TO BE DONE: Pick out every line holding the string "wheels" and copy it.

DATASET CONTENT:
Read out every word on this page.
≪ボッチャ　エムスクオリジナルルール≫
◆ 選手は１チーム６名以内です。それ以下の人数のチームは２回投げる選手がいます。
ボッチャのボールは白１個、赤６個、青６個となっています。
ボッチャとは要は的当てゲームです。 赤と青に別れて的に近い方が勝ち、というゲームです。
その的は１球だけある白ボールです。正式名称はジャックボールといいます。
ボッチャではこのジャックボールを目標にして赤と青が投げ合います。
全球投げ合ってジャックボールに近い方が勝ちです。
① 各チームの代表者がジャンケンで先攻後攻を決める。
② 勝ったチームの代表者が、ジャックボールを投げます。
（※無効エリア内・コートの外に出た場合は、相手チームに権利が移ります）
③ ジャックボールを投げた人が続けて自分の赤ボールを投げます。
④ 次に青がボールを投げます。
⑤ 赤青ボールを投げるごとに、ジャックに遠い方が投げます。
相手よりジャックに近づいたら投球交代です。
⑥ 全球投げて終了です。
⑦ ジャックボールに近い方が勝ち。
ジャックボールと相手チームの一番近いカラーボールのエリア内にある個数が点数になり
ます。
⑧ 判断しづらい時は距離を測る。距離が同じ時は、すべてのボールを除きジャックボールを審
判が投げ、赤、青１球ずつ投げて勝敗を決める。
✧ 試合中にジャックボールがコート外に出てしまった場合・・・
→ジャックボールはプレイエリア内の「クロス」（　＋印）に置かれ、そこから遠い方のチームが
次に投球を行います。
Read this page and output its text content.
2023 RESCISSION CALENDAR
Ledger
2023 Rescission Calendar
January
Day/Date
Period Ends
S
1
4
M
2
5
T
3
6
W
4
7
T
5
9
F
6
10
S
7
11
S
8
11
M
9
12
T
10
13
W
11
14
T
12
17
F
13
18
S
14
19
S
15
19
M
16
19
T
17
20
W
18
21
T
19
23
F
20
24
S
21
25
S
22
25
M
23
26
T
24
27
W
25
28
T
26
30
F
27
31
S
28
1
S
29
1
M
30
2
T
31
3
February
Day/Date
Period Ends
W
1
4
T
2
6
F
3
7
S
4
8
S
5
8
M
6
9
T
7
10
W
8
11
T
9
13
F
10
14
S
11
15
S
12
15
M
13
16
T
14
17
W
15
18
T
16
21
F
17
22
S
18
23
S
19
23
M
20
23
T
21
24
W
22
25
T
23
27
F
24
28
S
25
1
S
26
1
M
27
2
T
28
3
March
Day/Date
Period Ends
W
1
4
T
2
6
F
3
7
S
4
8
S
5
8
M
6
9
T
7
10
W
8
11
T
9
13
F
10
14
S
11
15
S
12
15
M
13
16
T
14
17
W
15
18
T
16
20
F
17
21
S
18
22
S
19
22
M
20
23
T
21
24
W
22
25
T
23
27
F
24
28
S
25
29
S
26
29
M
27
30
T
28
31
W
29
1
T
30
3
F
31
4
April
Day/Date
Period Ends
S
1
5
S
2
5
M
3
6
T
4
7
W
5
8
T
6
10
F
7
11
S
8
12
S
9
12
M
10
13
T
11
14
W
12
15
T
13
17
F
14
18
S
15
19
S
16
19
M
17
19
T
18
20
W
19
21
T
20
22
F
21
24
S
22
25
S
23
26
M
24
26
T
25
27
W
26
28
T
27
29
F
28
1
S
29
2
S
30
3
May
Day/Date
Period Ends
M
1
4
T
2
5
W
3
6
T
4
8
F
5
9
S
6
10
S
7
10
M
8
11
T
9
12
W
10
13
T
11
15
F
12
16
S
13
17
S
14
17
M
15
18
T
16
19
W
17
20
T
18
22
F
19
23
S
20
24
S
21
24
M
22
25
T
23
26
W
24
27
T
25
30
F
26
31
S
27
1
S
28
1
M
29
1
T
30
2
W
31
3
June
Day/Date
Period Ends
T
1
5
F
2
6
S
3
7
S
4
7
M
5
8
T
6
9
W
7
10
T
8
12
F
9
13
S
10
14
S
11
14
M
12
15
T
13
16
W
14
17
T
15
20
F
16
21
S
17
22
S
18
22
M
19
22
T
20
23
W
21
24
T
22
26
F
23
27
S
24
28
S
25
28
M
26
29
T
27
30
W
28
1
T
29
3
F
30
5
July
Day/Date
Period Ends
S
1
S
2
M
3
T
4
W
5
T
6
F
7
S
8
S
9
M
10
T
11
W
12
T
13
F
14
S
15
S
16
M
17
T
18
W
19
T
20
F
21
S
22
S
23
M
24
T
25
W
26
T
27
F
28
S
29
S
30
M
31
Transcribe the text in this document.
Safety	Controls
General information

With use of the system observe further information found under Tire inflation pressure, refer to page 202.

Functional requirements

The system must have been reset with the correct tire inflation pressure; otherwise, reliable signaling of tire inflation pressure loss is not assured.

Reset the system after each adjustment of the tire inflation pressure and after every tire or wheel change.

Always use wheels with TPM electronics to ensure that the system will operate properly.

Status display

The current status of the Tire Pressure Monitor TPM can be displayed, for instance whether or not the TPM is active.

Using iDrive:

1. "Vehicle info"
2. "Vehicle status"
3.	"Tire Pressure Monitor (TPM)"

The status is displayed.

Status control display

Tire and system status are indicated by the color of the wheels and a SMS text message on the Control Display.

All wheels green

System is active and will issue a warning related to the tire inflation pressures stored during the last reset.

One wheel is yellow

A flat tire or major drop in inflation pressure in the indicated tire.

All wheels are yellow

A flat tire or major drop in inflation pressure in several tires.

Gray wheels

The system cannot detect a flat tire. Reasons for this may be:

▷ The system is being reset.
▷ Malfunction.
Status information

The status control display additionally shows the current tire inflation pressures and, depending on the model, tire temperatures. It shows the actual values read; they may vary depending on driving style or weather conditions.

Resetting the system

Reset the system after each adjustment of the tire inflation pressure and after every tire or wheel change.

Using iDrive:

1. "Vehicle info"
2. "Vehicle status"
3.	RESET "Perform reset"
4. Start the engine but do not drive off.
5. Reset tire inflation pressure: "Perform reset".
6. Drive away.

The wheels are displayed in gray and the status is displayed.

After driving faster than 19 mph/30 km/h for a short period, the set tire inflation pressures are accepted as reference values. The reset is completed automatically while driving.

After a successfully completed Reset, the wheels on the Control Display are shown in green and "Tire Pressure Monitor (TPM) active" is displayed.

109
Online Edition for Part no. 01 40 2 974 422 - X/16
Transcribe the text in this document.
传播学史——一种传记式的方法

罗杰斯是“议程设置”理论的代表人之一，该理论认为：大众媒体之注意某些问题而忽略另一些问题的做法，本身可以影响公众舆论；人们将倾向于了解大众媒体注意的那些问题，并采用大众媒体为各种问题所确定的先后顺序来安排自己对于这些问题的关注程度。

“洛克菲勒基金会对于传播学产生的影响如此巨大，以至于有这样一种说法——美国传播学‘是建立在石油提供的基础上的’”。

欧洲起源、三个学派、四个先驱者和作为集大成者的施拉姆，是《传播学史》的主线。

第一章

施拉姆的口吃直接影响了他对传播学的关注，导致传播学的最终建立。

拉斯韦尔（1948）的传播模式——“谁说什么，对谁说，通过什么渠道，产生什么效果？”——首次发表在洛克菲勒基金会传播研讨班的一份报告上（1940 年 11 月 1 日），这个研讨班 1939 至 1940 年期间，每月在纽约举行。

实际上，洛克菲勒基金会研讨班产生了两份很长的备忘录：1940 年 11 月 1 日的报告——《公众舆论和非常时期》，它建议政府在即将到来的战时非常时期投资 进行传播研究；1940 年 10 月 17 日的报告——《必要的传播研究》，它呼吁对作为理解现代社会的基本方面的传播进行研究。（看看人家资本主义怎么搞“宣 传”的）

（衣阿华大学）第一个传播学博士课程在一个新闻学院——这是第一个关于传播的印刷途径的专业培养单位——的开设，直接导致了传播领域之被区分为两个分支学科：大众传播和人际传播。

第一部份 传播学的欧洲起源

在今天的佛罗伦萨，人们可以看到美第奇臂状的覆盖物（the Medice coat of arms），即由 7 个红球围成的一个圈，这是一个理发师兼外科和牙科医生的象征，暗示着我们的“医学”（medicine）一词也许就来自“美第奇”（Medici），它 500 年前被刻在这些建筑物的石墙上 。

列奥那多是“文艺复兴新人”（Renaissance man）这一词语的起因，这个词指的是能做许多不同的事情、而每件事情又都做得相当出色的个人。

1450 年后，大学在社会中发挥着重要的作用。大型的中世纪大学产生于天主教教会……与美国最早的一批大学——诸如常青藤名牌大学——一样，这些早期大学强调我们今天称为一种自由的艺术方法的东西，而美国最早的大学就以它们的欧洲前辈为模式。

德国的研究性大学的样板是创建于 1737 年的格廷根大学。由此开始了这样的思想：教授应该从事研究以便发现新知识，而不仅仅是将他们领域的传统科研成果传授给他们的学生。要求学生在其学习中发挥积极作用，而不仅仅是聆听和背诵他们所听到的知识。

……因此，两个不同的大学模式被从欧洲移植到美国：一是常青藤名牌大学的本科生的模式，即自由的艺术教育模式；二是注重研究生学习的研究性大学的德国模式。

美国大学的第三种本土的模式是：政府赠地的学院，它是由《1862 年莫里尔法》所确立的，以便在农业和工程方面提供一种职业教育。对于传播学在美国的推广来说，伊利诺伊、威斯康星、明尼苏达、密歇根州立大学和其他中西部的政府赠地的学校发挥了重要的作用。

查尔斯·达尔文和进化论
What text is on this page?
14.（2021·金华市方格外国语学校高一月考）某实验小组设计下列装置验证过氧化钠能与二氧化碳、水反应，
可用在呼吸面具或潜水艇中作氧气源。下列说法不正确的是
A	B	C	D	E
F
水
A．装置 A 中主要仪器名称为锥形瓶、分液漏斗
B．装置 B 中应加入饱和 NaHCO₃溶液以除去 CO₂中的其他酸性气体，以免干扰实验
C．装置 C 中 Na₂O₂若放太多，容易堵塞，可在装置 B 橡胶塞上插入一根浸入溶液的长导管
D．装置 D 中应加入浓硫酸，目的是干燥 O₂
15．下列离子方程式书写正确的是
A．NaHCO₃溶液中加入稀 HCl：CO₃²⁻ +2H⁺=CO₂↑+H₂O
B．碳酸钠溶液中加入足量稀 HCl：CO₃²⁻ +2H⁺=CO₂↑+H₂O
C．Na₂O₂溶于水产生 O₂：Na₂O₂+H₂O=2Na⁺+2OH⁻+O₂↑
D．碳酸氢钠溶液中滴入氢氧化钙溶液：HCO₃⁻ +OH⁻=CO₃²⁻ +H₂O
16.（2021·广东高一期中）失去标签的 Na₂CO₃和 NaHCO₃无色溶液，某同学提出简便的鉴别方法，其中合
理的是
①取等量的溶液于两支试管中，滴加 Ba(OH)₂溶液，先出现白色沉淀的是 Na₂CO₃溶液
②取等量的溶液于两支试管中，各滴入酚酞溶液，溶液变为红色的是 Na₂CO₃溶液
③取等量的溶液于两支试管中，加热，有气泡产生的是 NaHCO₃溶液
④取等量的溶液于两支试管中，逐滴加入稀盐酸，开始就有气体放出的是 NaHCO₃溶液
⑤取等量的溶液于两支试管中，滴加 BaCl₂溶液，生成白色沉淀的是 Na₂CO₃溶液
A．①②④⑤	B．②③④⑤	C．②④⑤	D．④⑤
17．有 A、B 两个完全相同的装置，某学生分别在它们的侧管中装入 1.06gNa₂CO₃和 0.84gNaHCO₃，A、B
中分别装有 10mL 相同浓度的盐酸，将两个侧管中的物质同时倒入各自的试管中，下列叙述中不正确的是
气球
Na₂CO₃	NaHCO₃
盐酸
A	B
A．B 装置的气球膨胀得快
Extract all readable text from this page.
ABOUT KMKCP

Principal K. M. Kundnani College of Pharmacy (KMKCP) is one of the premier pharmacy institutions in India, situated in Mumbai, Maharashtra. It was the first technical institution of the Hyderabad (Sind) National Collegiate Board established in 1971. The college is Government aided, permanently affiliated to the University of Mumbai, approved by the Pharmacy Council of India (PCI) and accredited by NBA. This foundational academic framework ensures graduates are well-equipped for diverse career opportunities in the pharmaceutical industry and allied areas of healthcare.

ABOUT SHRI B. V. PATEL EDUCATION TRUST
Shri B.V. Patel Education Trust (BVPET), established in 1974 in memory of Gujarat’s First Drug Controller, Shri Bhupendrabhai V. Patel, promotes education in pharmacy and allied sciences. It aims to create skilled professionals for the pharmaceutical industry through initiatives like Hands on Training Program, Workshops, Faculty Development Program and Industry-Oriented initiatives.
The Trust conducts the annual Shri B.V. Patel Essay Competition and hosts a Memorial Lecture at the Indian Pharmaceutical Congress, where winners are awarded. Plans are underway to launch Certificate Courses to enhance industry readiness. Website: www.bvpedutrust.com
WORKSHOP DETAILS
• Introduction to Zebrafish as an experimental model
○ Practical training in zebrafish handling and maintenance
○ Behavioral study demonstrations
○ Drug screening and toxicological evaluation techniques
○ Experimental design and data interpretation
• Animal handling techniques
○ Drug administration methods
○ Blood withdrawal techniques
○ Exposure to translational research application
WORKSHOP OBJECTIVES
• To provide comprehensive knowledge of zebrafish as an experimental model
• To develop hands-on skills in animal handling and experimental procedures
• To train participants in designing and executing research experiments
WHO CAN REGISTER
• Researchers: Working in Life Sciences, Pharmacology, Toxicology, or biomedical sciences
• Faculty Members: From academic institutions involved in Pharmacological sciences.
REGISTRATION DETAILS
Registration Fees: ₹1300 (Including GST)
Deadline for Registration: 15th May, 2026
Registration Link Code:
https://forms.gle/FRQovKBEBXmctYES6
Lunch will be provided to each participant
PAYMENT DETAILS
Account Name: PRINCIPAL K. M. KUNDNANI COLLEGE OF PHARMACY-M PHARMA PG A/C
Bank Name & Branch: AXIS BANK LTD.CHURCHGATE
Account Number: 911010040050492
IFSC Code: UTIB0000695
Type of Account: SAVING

RESPONSE:
Always use wheels with TPM electronics to ensure that the system will operate properly.
Tire and system status are indicated by the color of the wheels and a SMS text message on the Control Display.
All wheels green
All wheels are yellow
Gray wheels
The wheels are displayed in gray and the status is displayed.
After a successfully completed Reset, the wheels on the Control Display are shown in green and "Tire Pressure Monitor (TPM) active" is displayed.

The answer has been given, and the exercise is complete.